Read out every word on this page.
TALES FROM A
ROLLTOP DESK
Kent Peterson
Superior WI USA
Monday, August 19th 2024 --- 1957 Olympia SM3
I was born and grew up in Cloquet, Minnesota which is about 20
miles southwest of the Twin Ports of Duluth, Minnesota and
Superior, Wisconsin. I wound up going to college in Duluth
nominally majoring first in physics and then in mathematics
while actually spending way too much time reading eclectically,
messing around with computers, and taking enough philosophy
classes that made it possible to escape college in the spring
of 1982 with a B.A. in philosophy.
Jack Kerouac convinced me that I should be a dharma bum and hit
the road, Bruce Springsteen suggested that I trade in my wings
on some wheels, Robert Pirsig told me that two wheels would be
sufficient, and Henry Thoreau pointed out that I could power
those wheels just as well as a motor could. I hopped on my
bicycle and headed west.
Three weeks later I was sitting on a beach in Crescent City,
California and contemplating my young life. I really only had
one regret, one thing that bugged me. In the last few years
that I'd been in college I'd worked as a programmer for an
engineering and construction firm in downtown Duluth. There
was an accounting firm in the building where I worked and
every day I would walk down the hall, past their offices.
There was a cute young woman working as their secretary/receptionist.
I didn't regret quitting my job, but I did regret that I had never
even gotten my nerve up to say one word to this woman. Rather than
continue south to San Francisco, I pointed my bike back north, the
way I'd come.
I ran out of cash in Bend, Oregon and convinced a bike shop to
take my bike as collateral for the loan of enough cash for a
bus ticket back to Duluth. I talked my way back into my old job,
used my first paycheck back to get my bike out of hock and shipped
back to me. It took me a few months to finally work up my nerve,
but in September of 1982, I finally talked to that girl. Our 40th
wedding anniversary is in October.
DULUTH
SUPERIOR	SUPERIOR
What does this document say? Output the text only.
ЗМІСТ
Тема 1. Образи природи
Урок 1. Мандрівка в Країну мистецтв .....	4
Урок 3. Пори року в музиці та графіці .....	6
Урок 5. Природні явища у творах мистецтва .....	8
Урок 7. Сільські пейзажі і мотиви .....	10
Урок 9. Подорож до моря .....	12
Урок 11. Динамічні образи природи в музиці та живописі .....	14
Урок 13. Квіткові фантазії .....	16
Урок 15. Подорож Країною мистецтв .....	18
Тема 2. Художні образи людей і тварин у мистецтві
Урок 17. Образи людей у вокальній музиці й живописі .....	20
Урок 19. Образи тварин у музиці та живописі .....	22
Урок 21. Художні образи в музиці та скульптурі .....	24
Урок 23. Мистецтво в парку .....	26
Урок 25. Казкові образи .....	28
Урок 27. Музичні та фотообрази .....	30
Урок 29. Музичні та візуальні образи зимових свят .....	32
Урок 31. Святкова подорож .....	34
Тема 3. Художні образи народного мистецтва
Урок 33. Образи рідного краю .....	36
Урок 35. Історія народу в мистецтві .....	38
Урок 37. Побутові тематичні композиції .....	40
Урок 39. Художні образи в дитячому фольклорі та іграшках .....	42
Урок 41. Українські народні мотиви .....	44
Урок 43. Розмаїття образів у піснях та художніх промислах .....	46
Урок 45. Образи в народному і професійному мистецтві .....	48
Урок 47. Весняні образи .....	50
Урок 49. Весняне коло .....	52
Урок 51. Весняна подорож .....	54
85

■ ■ ■ ■ ■ ■ ■

Extract each line of the material exactly as it stands.

Written reply:
Read out every word on this page.
TALES FROM A
ROLLTOP DESK
Kent Peterson
Superior WI USA
Monday, August 19th 2024 --- 1957 Olympia SM3
I was born and grew up in Cloquet, Minnesota which is about 20
miles southwest of the Twin Ports of Duluth, Minnesota and
Superior, Wisconsin. I wound up going to college in Duluth
nominally majoring first in physics and then in mathematics
while actually spending way too much time reading eclectically,
messing around with computers, and taking enough philosophy
classes that made it possible to escape college in the spring
of 1982 with a B.A. in philosophy.
Jack Kerouac convinced me that I should be a dharma bum and hit
the road, Bruce Springsteen suggested that I trade in my wings
on some wheels, Robert Pirsig told me that two wheels would be
sufficient, and Henry Thoreau pointed out that I could power
those wheels just as well as a motor could. I hopped on my
bicycle and headed west.
Three weeks later I was sitting on a beach in Crescent City,
California and contemplating my young life. I really only had
one regret, one thing that bugged me. In the last few years
that I'd been in college I'd worked as a programmer for an
engineering and construction firm in downtown Duluth. There
was an accounting firm in the building where I worked and
every day I would walk down the hall, past their offices.
There was a cute young woman working as their secretary/receptionist.
I didn't regret quitting my job, but I did regret that I had never
even gotten my nerve up to say one word to this woman. Rather than
continue south to San Francisco, I pointed my bike back north, the
way I'd come.
I ran out of cash in Bend, Oregon and convinced a bike shop to
take my bike as collateral for the loan of enough cash for a
bus ticket back to Duluth. I talked my way back into my old job,
used my first paycheck back to get my bike out of hock and shipped
back to me. It took me a few months to finally work up my nerve,
but in September of 1982, I finally talked to that girl. Our 40th
wedding anniversary is in October.
DULUTH
SUPERIOR	SUPERIOR
What does this document say? Output the text only.
ЗМІСТ
Тема 1. Образи природи
Урок 1. Мандрівка в Країну мистецтв .....	4
Урок 3. Пори року в музиці та графіці .....	6
Урок 5. Природні явища у творах мистецтва .....	8
Урок 7. Сільські пейзажі і мотиви .....	10
Урок 9. Подорож до моря .....	12
Урок 11. Динамічні образи природи в музиці та живописі .....	14
Урок 13. Квіткові фантазії .....	16
Урок 15. Подорож Країною мистецтв .....	18
Тема 2. Художні образи людей і тварин у мистецтві
Урок 17. Образи людей у вокальній музиці й живописі .....	20
Урок 19. Образи тварин у музиці та живописі .....	22
Урок 21. Художні образи в музиці та скульптурі .....	24
Урок 23. Мистецтво в парку .....	26
Урок 25. Казкові образи .....	28
Урок 27. Музичні та фотообрази .....	30
Урок 29. Музичні та візуальні образи зимових свят .....	32
Урок 31. Святкова подорож .....	34
Тема 3. Художні образи народного мистецтва
Урок 33. Образи рідного краю .....	36
Урок 35. Історія народу в мистецтві .....	38
Урок 37. Побутові тематичні композиції .....	40
Урок 39. Художні образи в дитячому фольклорі та іграшках .....	42
Урок 41. Українські народні мотиви .....	44
Урок 43. Розмаїття образів у піснях та художніх промислах .....	46
Урок 45. Образи в народному і професійному мистецтві .....	48
Урок 47. Весняні образи .....	50
Урок 49. Весняне коло .....	52
Урок 51. Весняна подорож .....	54
85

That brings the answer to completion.